>> Begin Record excerpts
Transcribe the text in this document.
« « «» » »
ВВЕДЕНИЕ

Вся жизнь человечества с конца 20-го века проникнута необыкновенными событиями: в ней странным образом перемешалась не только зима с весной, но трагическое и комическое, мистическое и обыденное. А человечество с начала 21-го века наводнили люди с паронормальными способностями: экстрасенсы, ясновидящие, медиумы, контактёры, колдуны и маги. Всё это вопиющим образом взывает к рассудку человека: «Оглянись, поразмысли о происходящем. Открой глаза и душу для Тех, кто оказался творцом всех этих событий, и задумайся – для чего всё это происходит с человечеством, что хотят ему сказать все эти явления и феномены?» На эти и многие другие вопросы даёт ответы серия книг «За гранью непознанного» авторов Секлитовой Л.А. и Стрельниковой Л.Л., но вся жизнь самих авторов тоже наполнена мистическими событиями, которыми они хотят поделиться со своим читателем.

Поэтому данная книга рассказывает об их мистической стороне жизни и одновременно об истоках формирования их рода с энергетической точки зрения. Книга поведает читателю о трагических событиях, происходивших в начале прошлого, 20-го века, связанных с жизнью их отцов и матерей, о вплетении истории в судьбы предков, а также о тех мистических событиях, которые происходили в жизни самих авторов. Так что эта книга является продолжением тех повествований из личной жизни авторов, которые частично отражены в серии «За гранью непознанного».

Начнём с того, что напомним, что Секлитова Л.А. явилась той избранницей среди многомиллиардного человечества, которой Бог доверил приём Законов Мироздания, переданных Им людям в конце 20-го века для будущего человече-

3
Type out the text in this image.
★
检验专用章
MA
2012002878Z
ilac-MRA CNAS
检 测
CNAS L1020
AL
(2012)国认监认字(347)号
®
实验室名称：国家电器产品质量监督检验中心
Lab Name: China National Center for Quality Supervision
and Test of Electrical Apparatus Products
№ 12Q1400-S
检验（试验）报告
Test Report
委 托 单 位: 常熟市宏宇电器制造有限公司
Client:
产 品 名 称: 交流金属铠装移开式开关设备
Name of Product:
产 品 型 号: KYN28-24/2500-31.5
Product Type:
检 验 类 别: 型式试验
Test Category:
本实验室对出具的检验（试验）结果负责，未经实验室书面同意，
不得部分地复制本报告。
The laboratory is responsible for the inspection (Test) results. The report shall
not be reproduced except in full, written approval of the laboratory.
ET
>> End Record excerpts
» Do this: Reproduce every entry shown above, precisely as it stands.

» Written solution:
Transcribe the text in this document.
« « «» » »
ВВЕДЕНИЕ

Вся жизнь человечества с конца 20-го века проникнута необыкновенными событиями: в ней странным образом перемешалась не только зима с весной, но трагическое и комическое, мистическое и обыденное. А человечество с начала 21-го века наводнили люди с паронормальными способностями: экстрасенсы, ясновидящие, медиумы, контактёры, колдуны и маги. Всё это вопиющим образом взывает к рассудку человека: «Оглянись, поразмысли о происходящем. Открой глаза и душу для Тех, кто оказался творцом всех этих событий, и задумайся – для чего всё это происходит с человечеством, что хотят ему сказать все эти явления и феномены?» На эти и многие другие вопросы даёт ответы серия книг «За гранью непознанного» авторов Секлитовой Л.А. и Стрельниковой Л.Л., но вся жизнь самих авторов тоже наполнена мистическими событиями, которыми они хотят поделиться со своим читателем.

Поэтому данная книга рассказывает об их мистической стороне жизни и одновременно об истоках формирования их рода с энергетической точки зрения. Книга поведает читателю о трагических событиях, происходивших в начале прошлого, 20-го века, связанных с жизнью их отцов и матерей, о вплетении истории в судьбы предков, а также о тех мистических событиях, которые происходили в жизни самих авторов. Так что эта книга является продолжением тех повествований из личной жизни авторов, которые частично отражены в серии «За гранью непознанного».

Начнём с того, что напомним, что Секлитова Л.А. явилась той избранницей среди многомиллиардного человечества, которой Бог доверил приём Законов Мироздания, переданных Им людям в конце 20-го века для будущего человече-

3
Type out the text in this image.
★
检验专用章
MA
2012002878Z
ilac-MRA CNAS
检 测
CNAS L1020
AL
(2012)国认监认字(347)号
®
实验室名称：国家电器产品质量监督检验中心
Lab Name: China National Center for Quality Supervision
and Test of Electrical Apparatus Products
№ 12Q1400-S
检验（试验）报告
Test Report
委 托 单 位: 常熟市宏宇电器制造有限公司
Client:
产 品 名 称: 交流金属铠装移开式开关设备
Name of Product:
产 品 型 号: KYN28-24/2500-31.5
Product Type:
检 验 类 别: 型式试验
Test Category:
本实验室对出具的检验（试验）结果负责，未经实验室书面同意，
不得部分地复制本报告。
The laboratory is responsible for the inspection (Test) results. The report shall
not be reproduced except in full, written approval of the laboratory.
ET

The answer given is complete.